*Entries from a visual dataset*
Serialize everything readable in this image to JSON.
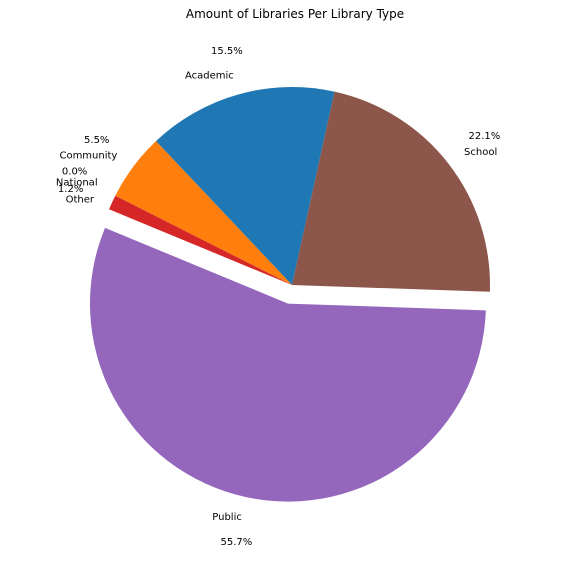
{
  "chart_data": {
    "type": "pie",
    "title": "Amount of Libraries Per Library Type",
    "slices": [
      {
        "label": "Academic",
        "pct_label": "15.5%",
        "value": 15.5,
        "color": "#1f77b4",
        "explode": false
      },
      {
        "label": "Community",
        "pct_label": "5.5%",
        "value": 5.5,
        "color": "#ff7f0e",
        "explode": false
      },
      {
        "label": "National",
        "pct_label": "0.0%",
        "value": 0.0,
        "color": "#2ca02c",
        "explode": false
      },
      {
        "label": "Other",
        "pct_label": "1.2%",
        "value": 1.2,
        "color": "#d62728",
        "explode": false
      },
      {
        "label": "Public",
        "pct_label": "55.7%",
        "value": 55.7,
        "color": "#9467bd",
        "explode": true
      },
      {
        "label": "School",
        "pct_label": "22.1%",
        "value": 22.1,
        "color": "#8c564b",
        "explode": false
      }
    ]
  }
}
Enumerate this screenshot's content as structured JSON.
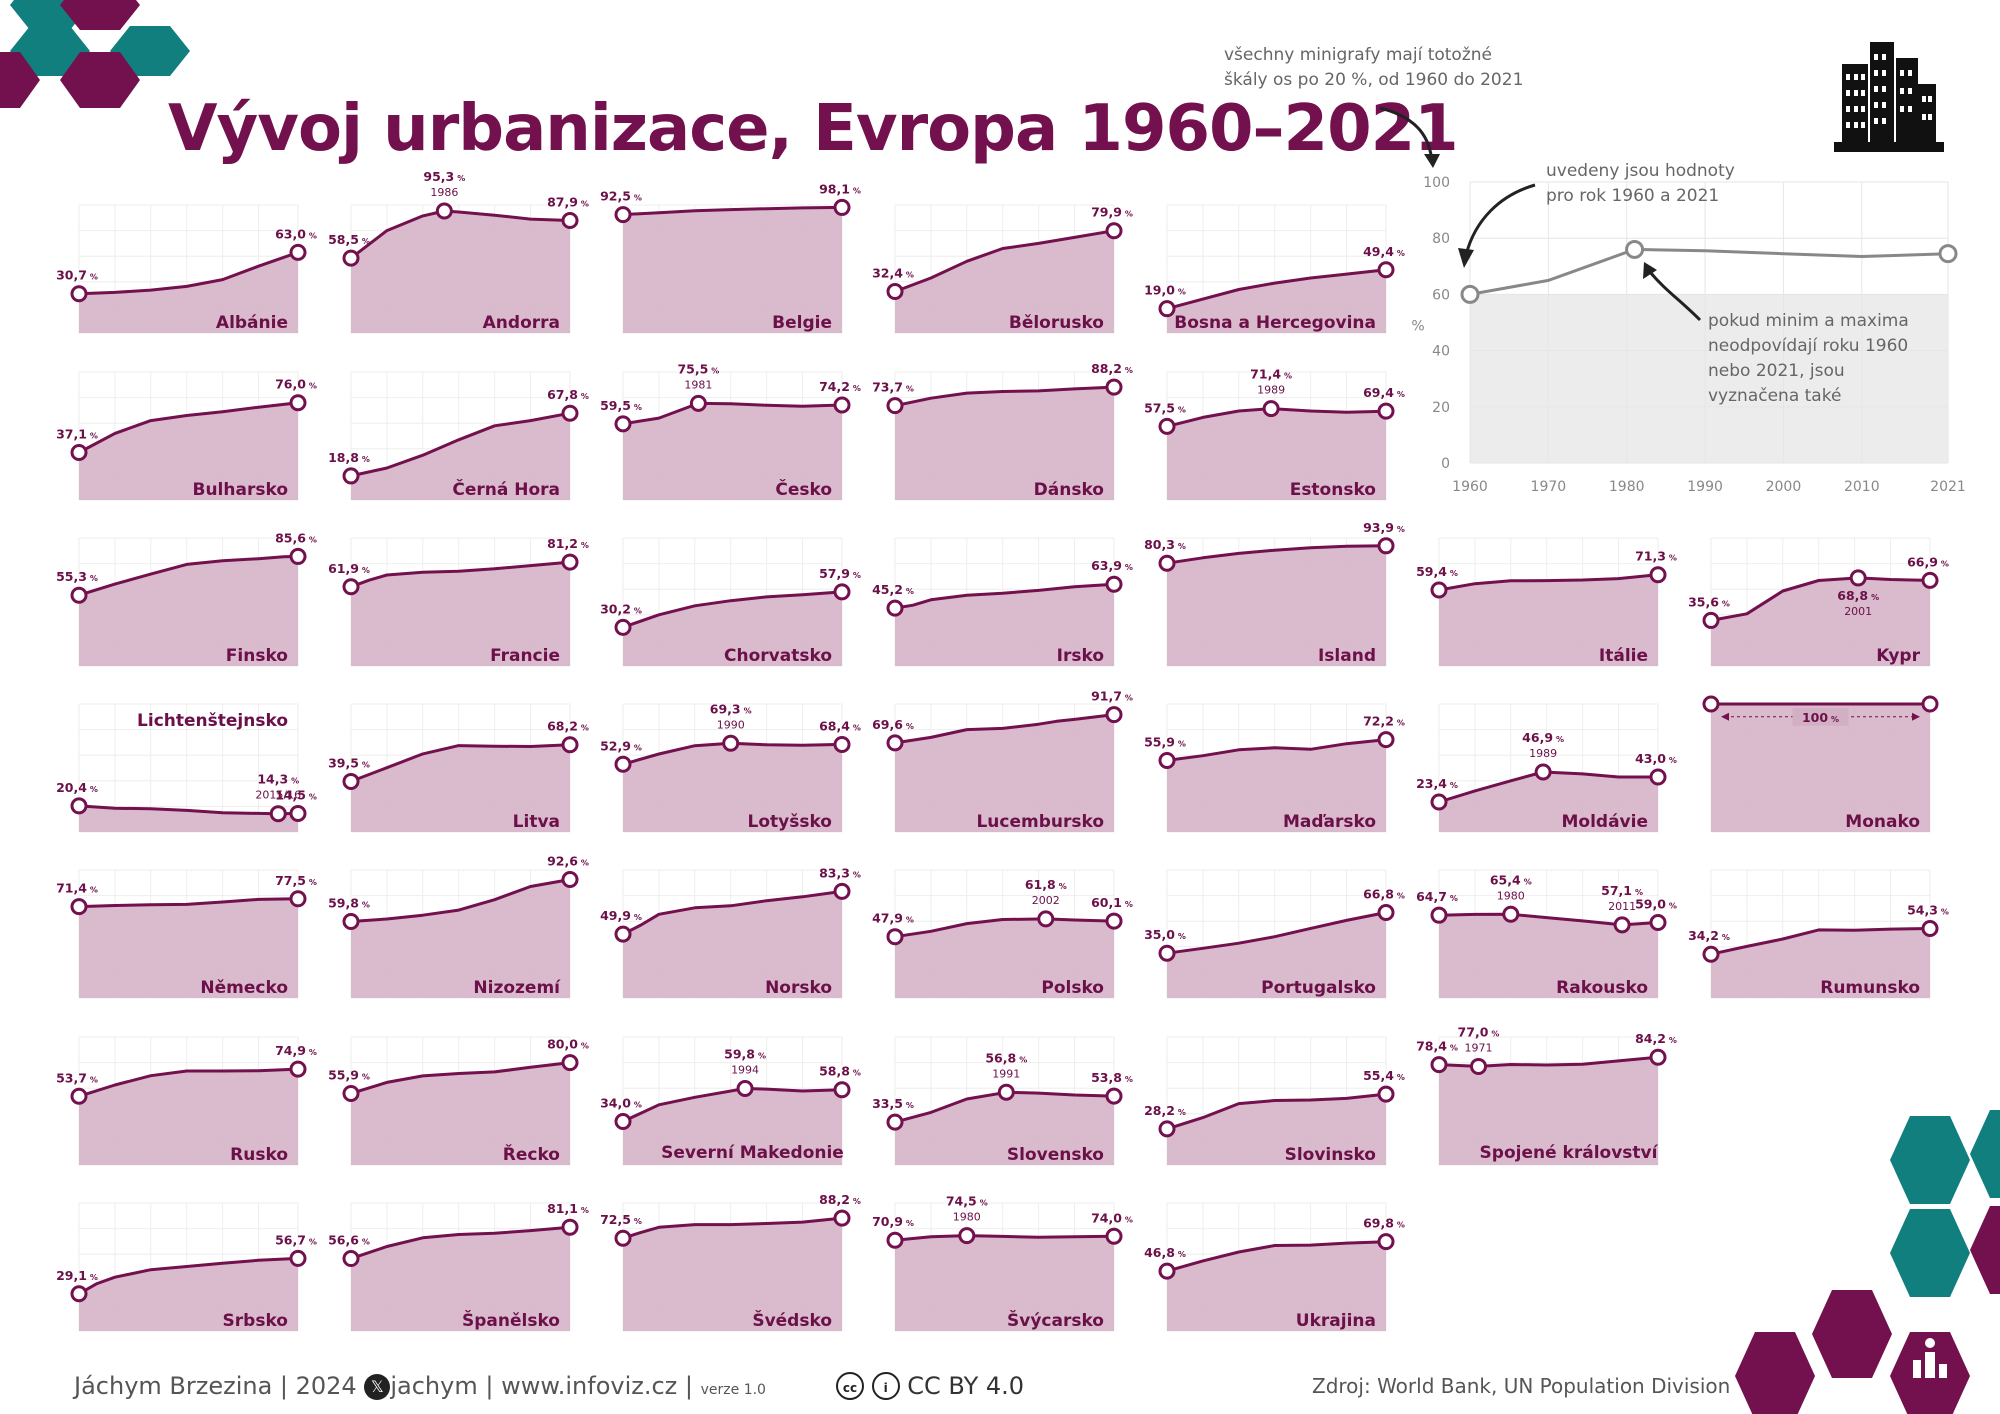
{
  "title": "Vývoj urbanizace, Evropa 1960–2021",
  "colors": {
    "primary": "#73104e",
    "fill": "#d3afc4",
    "teal": "#127f7f",
    "grey": "#888888"
  },
  "legend": {
    "note_top": [
      "všechny minigrafy mají totožné",
      "škály os po 20 %, od 1960 do 2021"
    ],
    "note_values": [
      "uvedeny jsou hodnoty",
      "pro rok 1960 a 2021"
    ],
    "note_minmax": [
      "pokud minim a maxima",
      "neodpovídají roku 1960",
      "nebo 2021, jsou",
      "vyznačena také"
    ],
    "y_unit": "%",
    "y_ticks": [
      "0",
      "20",
      "40",
      "60",
      "80",
      "100"
    ],
    "x_ticks": [
      "1960",
      "1970",
      "1980",
      "1990",
      "2000",
      "2010",
      "2021"
    ]
  },
  "footer": {
    "author": "Jáchym Brzezina | 2024",
    "x_handle": "jachym",
    "site": "www.infoviz.cz",
    "version": "verze 1.0",
    "license": "CC BY 4.0",
    "source": "Zdroj: World Bank, UN Population Division"
  },
  "chart_data": {
    "type": "line",
    "x_range": [
      1960,
      2021
    ],
    "y_range": [
      0,
      100
    ],
    "y_tick_step": 20,
    "unit": "%",
    "legend_example": {
      "x": [
        1960,
        1970,
        1981,
        1990,
        2000,
        2010,
        2021
      ],
      "y": [
        60,
        65,
        76,
        75.5,
        74.5,
        73.5,
        74.5
      ]
    },
    "countries": [
      {
        "name": "Albánie",
        "x": [
          1960,
          1970,
          1980,
          1990,
          2000,
          2010,
          2021
        ],
        "y": [
          30.7,
          31.7,
          33.5,
          36.4,
          41.7,
          52.2,
          63.0
        ],
        "start_label": "30,7",
        "end_label": "63,0"
      },
      {
        "name": "Andorra",
        "x": [
          1960,
          1970,
          1980,
          1986,
          1990,
          2000,
          2010,
          2021
        ],
        "y": [
          58.5,
          80.0,
          91.5,
          95.3,
          94.5,
          92.0,
          89.0,
          87.9
        ],
        "start_label": "58,5",
        "end_label": "87,9",
        "extra": [
          {
            "x": 1986,
            "y": 95.3,
            "label": "95,3",
            "year": "1986"
          }
        ]
      },
      {
        "name": "Belgie",
        "x": [
          1960,
          1970,
          1980,
          1990,
          2000,
          2010,
          2021
        ],
        "y": [
          92.5,
          94.0,
          95.5,
          96.4,
          97.1,
          97.7,
          98.1
        ],
        "start_label": "92,5",
        "end_label": "98,1"
      },
      {
        "name": "Bělorusko",
        "x": [
          1960,
          1970,
          1980,
          1990,
          2000,
          2010,
          2021
        ],
        "y": [
          32.4,
          43.0,
          56.0,
          66.0,
          70.0,
          74.7,
          79.9
        ],
        "start_label": "32,4",
        "end_label": "79,9"
      },
      {
        "name": "Bosna a Hercegovina",
        "x": [
          1960,
          1970,
          1980,
          1990,
          2000,
          2010,
          2021
        ],
        "y": [
          19.0,
          26.5,
          34.0,
          39.0,
          43.0,
          46.0,
          49.4
        ],
        "start_label": "19,0",
        "end_label": "49,4"
      },
      {
        "name": "Bulharsko",
        "x": [
          1960,
          1970,
          1980,
          1990,
          2000,
          2010,
          2021
        ],
        "y": [
          37.1,
          52.0,
          62.0,
          66.0,
          69.0,
          72.5,
          76.0
        ],
        "start_label": "37,1",
        "end_label": "76,0"
      },
      {
        "name": "Černá Hora",
        "x": [
          1960,
          1970,
          1980,
          1990,
          2000,
          2010,
          2021
        ],
        "y": [
          18.8,
          25.0,
          35.0,
          47.0,
          58.0,
          62.0,
          67.8
        ],
        "start_label": "18,8",
        "end_label": "67,8"
      },
      {
        "name": "Česko",
        "x": [
          1960,
          1970,
          1981,
          1990,
          2000,
          2010,
          2021
        ],
        "y": [
          59.5,
          64.0,
          75.5,
          75.2,
          74.0,
          73.3,
          74.2
        ],
        "start_label": "59,5",
        "end_label": "74,2",
        "extra": [
          {
            "x": 1981,
            "y": 75.5,
            "label": "75,5",
            "year": "1981"
          }
        ]
      },
      {
        "name": "Dánsko",
        "x": [
          1960,
          1970,
          1980,
          1990,
          2000,
          2010,
          2021
        ],
        "y": [
          73.7,
          79.5,
          83.5,
          84.8,
          85.2,
          86.8,
          88.2
        ],
        "start_label": "73,7",
        "end_label": "88,2"
      },
      {
        "name": "Estonsko",
        "x": [
          1960,
          1970,
          1980,
          1989,
          2000,
          2010,
          2021
        ],
        "y": [
          57.5,
          64.5,
          69.5,
          71.4,
          69.5,
          68.5,
          69.4
        ],
        "start_label": "57,5",
        "end_label": "69,4",
        "extra": [
          {
            "x": 1989,
            "y": 71.4,
            "label": "71,4",
            "year": "1989"
          }
        ]
      },
      {
        "name": "Finsko",
        "x": [
          1960,
          1970,
          1980,
          1990,
          2000,
          2010,
          2017,
          2021
        ],
        "y": [
          55.3,
          64.0,
          71.8,
          79.4,
          82.2,
          83.8,
          85.3,
          85.6
        ],
        "start_label": "55,3",
        "end_label": "85,6"
      },
      {
        "name": "Francie",
        "x": [
          1960,
          1965,
          1970,
          1980,
          1990,
          2000,
          2010,
          2021
        ],
        "y": [
          61.9,
          67.0,
          71.1,
          73.3,
          74.1,
          75.9,
          78.4,
          81.2
        ],
        "start_label": "61,9",
        "end_label": "81,2"
      },
      {
        "name": "Chorvatsko",
        "x": [
          1960,
          1970,
          1980,
          1990,
          2000,
          2010,
          2021
        ],
        "y": [
          30.2,
          40.0,
          47.0,
          51.0,
          54.0,
          55.6,
          57.9
        ],
        "start_label": "30,2",
        "end_label": "57,9"
      },
      {
        "name": "Irsko",
        "x": [
          1960,
          1965,
          1970,
          1980,
          1990,
          2000,
          2010,
          2021
        ],
        "y": [
          45.2,
          47.5,
          51.7,
          55.3,
          56.9,
          59.1,
          61.9,
          63.9
        ],
        "start_label": "45,2",
        "end_label": "63,9"
      },
      {
        "name": "Island",
        "x": [
          1960,
          1970,
          1980,
          1990,
          2000,
          2010,
          2021
        ],
        "y": [
          80.3,
          84.5,
          88.0,
          90.5,
          92.4,
          93.6,
          93.9
        ],
        "start_label": "80,3",
        "end_label": "93,9"
      },
      {
        "name": "Itálie",
        "x": [
          1960,
          1970,
          1980,
          1990,
          2000,
          2010,
          2021
        ],
        "y": [
          59.4,
          64.3,
          66.6,
          66.7,
          67.2,
          68.3,
          71.3
        ],
        "start_label": "59,4",
        "end_label": "71,3"
      },
      {
        "name": "Kypr",
        "x": [
          1960,
          1970,
          1980,
          1990,
          2001,
          2010,
          2021
        ],
        "y": [
          35.6,
          40.8,
          58.6,
          66.8,
          68.8,
          67.6,
          66.9
        ],
        "start_label": "35,6",
        "end_label": "66,9",
        "extra": [
          {
            "x": 2001,
            "y": 68.8,
            "label": "68,8",
            "year": "2001",
            "below": true
          }
        ]
      },
      {
        "name": "Lichtenštejnsko",
        "x": [
          1960,
          1970,
          1980,
          1990,
          2000,
          2010,
          2015,
          2016,
          2021
        ],
        "y": [
          20.4,
          18.5,
          18.2,
          16.9,
          15.1,
          14.5,
          14.3,
          14.3,
          14.5
        ],
        "start_label": "20,4",
        "end_label": "14,5",
        "label_top": true,
        "extra": [
          {
            "x": 2015.5,
            "y": 14.3,
            "label": "14,3",
            "year": "2015/16"
          }
        ]
      },
      {
        "name": "Litva",
        "x": [
          1960,
          1970,
          1980,
          1990,
          2000,
          2010,
          2021
        ],
        "y": [
          39.5,
          50.2,
          61.0,
          67.5,
          67.0,
          66.8,
          68.2
        ],
        "start_label": "39,5",
        "end_label": "68,2"
      },
      {
        "name": "Lotyšsko",
        "x": [
          1960,
          1970,
          1980,
          1990,
          2000,
          2010,
          2021
        ],
        "y": [
          52.9,
          60.9,
          67.4,
          69.3,
          68.1,
          67.8,
          68.4
        ],
        "start_label": "52,9",
        "end_label": "68,4",
        "extra": [
          {
            "x": 1990,
            "y": 69.3,
            "label": "69,3",
            "year": "1990"
          }
        ]
      },
      {
        "name": "Lucembursko",
        "x": [
          1960,
          1970,
          1980,
          1990,
          2000,
          2005,
          2010,
          2021
        ],
        "y": [
          69.6,
          73.9,
          80.0,
          80.9,
          84.2,
          86.5,
          88.0,
          91.7
        ],
        "start_label": "69,6",
        "end_label": "91,7"
      },
      {
        "name": "Maďarsko",
        "x": [
          1960,
          1970,
          1980,
          1990,
          2000,
          2010,
          2021
        ],
        "y": [
          55.9,
          59.6,
          64.2,
          65.8,
          64.6,
          69.0,
          72.2
        ],
        "start_label": "55,9",
        "end_label": "72,2"
      },
      {
        "name": "Moldávie",
        "x": [
          1960,
          1970,
          1980,
          1989,
          2000,
          2010,
          2021
        ],
        "y": [
          23.4,
          32.1,
          40.0,
          46.9,
          45.4,
          43.0,
          43.0
        ],
        "start_label": "23,4",
        "end_label": "43,0",
        "extra": [
          {
            "x": 1989,
            "y": 46.9,
            "label": "46,9",
            "year": "1989"
          }
        ]
      },
      {
        "name": "Monako",
        "x": [
          1960,
          2021
        ],
        "y": [
          100,
          100
        ],
        "start_label": "",
        "end_label": "",
        "constant_label": "100"
      },
      {
        "name": "Německo",
        "x": [
          1960,
          1970,
          1980,
          1990,
          2000,
          2010,
          2021
        ],
        "y": [
          71.4,
          72.3,
          72.8,
          73.1,
          75.0,
          77.0,
          77.5
        ],
        "start_label": "71,4",
        "end_label": "77,5"
      },
      {
        "name": "Nizozemí",
        "x": [
          1960,
          1970,
          1980,
          1990,
          2000,
          2010,
          2021
        ],
        "y": [
          59.8,
          61.7,
          64.7,
          68.7,
          76.8,
          87.1,
          92.6
        ],
        "start_label": "59,8",
        "end_label": "92,6"
      },
      {
        "name": "Norsko",
        "x": [
          1960,
          1965,
          1970,
          1980,
          1990,
          2000,
          2010,
          2021
        ],
        "y": [
          49.9,
          57.0,
          65.4,
          70.5,
          72.0,
          76.0,
          79.1,
          83.3
        ],
        "start_label": "49,9",
        "end_label": "83,3"
      },
      {
        "name": "Polsko",
        "x": [
          1960,
          1970,
          1980,
          1990,
          2002,
          2010,
          2021
        ],
        "y": [
          47.9,
          52.1,
          58.1,
          61.3,
          61.8,
          60.9,
          60.1
        ],
        "start_label": "47,9",
        "end_label": "60,1",
        "extra": [
          {
            "x": 2002,
            "y": 61.8,
            "label": "61,8",
            "year": "2002"
          }
        ]
      },
      {
        "name": "Portugalsko",
        "x": [
          1960,
          1970,
          1980,
          1990,
          2000,
          2010,
          2021
        ],
        "y": [
          35.0,
          38.8,
          42.8,
          47.9,
          54.4,
          60.6,
          66.8
        ],
        "start_label": "35,0",
        "end_label": "66,8"
      },
      {
        "name": "Rakousko",
        "x": [
          1960,
          1970,
          1980,
          1990,
          2000,
          2011,
          2021
        ],
        "y": [
          64.7,
          65.3,
          65.4,
          62.8,
          60.2,
          57.1,
          59.0
        ],
        "start_label": "64,7",
        "end_label": "59,0",
        "extra": [
          {
            "x": 1980,
            "y": 65.4,
            "label": "65,4",
            "year": "1980"
          },
          {
            "x": 2011,
            "y": 57.1,
            "label": "57,1",
            "year": "2011"
          }
        ]
      },
      {
        "name": "Rumunsko",
        "x": [
          1960,
          1970,
          1980,
          1990,
          2000,
          2010,
          2021
        ],
        "y": [
          34.2,
          40.3,
          46.1,
          53.2,
          53.0,
          53.8,
          54.3
        ],
        "start_label": "34,2",
        "end_label": "54,3"
      },
      {
        "name": "Rusko",
        "x": [
          1960,
          1970,
          1980,
          1990,
          2000,
          2010,
          2021
        ],
        "y": [
          53.7,
          62.5,
          69.8,
          73.4,
          73.4,
          73.7,
          74.9
        ],
        "start_label": "53,7",
        "end_label": "74,9"
      },
      {
        "name": "Řecko",
        "x": [
          1960,
          1970,
          1980,
          1990,
          2000,
          2010,
          2021
        ],
        "y": [
          55.9,
          64.5,
          69.6,
          71.5,
          72.7,
          76.3,
          80.0
        ],
        "start_label": "55,9",
        "end_label": "80,0"
      },
      {
        "name": "Severní Makedonie",
        "x": [
          1960,
          1970,
          1980,
          1994,
          2000,
          2010,
          2021
        ],
        "y": [
          34.0,
          47.0,
          52.9,
          59.8,
          59.3,
          57.8,
          58.8
        ],
        "start_label": "34,0",
        "end_label": "58,8",
        "label_center": true,
        "extra": [
          {
            "x": 1994,
            "y": 59.8,
            "label": "59,8",
            "year": "1994"
          }
        ]
      },
      {
        "name": "Slovensko",
        "x": [
          1960,
          1970,
          1980,
          1991,
          2000,
          2010,
          2021
        ],
        "y": [
          33.5,
          41.1,
          51.6,
          56.8,
          56.2,
          54.7,
          53.8
        ],
        "start_label": "33,5",
        "end_label": "53,8",
        "extra": [
          {
            "x": 1991,
            "y": 56.8,
            "label": "56,8",
            "year": "1991"
          }
        ]
      },
      {
        "name": "Slovinsko",
        "x": [
          1960,
          1970,
          1980,
          1990,
          2000,
          2010,
          2021
        ],
        "y": [
          28.2,
          37.0,
          48.0,
          50.4,
          50.8,
          52.0,
          55.4
        ],
        "start_label": "28,2",
        "end_label": "55,4"
      },
      {
        "name": "Spojené království",
        "x": [
          1960,
          1971,
          1980,
          1990,
          2000,
          2010,
          2021
        ],
        "y": [
          78.4,
          77.0,
          78.5,
          78.1,
          78.7,
          81.3,
          84.2
        ],
        "start_label": "78,4",
        "end_label": "84,2",
        "label_center": true,
        "extra": [
          {
            "x": 1971,
            "y": 77.0,
            "label": "77,0",
            "year": "1971"
          }
        ]
      },
      {
        "name": "Srbsko",
        "x": [
          1960,
          1965,
          1970,
          1980,
          1990,
          2000,
          2010,
          2021
        ],
        "y": [
          29.1,
          37.0,
          42.0,
          47.9,
          50.4,
          53.0,
          55.2,
          56.7
        ],
        "start_label": "29,1",
        "end_label": "56,7"
      },
      {
        "name": "Španělsko",
        "x": [
          1960,
          1970,
          1980,
          1990,
          2000,
          2010,
          2021
        ],
        "y": [
          56.6,
          66.0,
          72.8,
          75.4,
          76.3,
          78.4,
          81.1
        ],
        "start_label": "56,6",
        "end_label": "81,1"
      },
      {
        "name": "Švédsko",
        "x": [
          1960,
          1965,
          1970,
          1980,
          1990,
          2000,
          2010,
          2021
        ],
        "y": [
          72.5,
          77.0,
          81.0,
          83.1,
          83.1,
          84.0,
          85.1,
          88.2
        ],
        "start_label": "72,5",
        "end_label": "88,2"
      },
      {
        "name": "Švýcarsko",
        "x": [
          1960,
          1970,
          1980,
          1990,
          2000,
          2010,
          2021
        ],
        "y": [
          70.9,
          73.7,
          74.5,
          73.9,
          73.3,
          73.6,
          74.0
        ],
        "start_label": "70,9",
        "end_label": "74,0",
        "extra": [
          {
            "x": 1980,
            "y": 74.5,
            "label": "74,5",
            "year": "1980"
          }
        ]
      },
      {
        "name": "Ukrajina",
        "x": [
          1960,
          1970,
          1980,
          1990,
          2000,
          2010,
          2021
        ],
        "y": [
          46.8,
          54.8,
          61.7,
          66.8,
          67.1,
          68.7,
          69.8
        ],
        "start_label": "46,8",
        "end_label": "69,8"
      }
    ]
  }
}
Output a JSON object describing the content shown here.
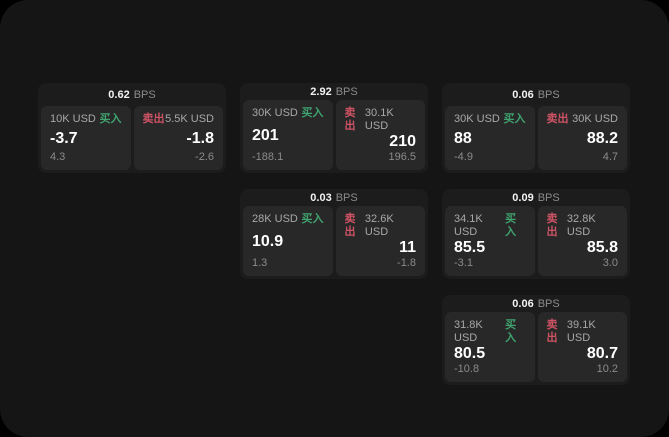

*Work to be completed*
Find every line that has "JSON" in it, then return those lines.

*Response below*
Serialize everything readable in this image to JSON.
Enumerate this screenshot's content as structured JSON.
Output a JSON object describing the content shown here.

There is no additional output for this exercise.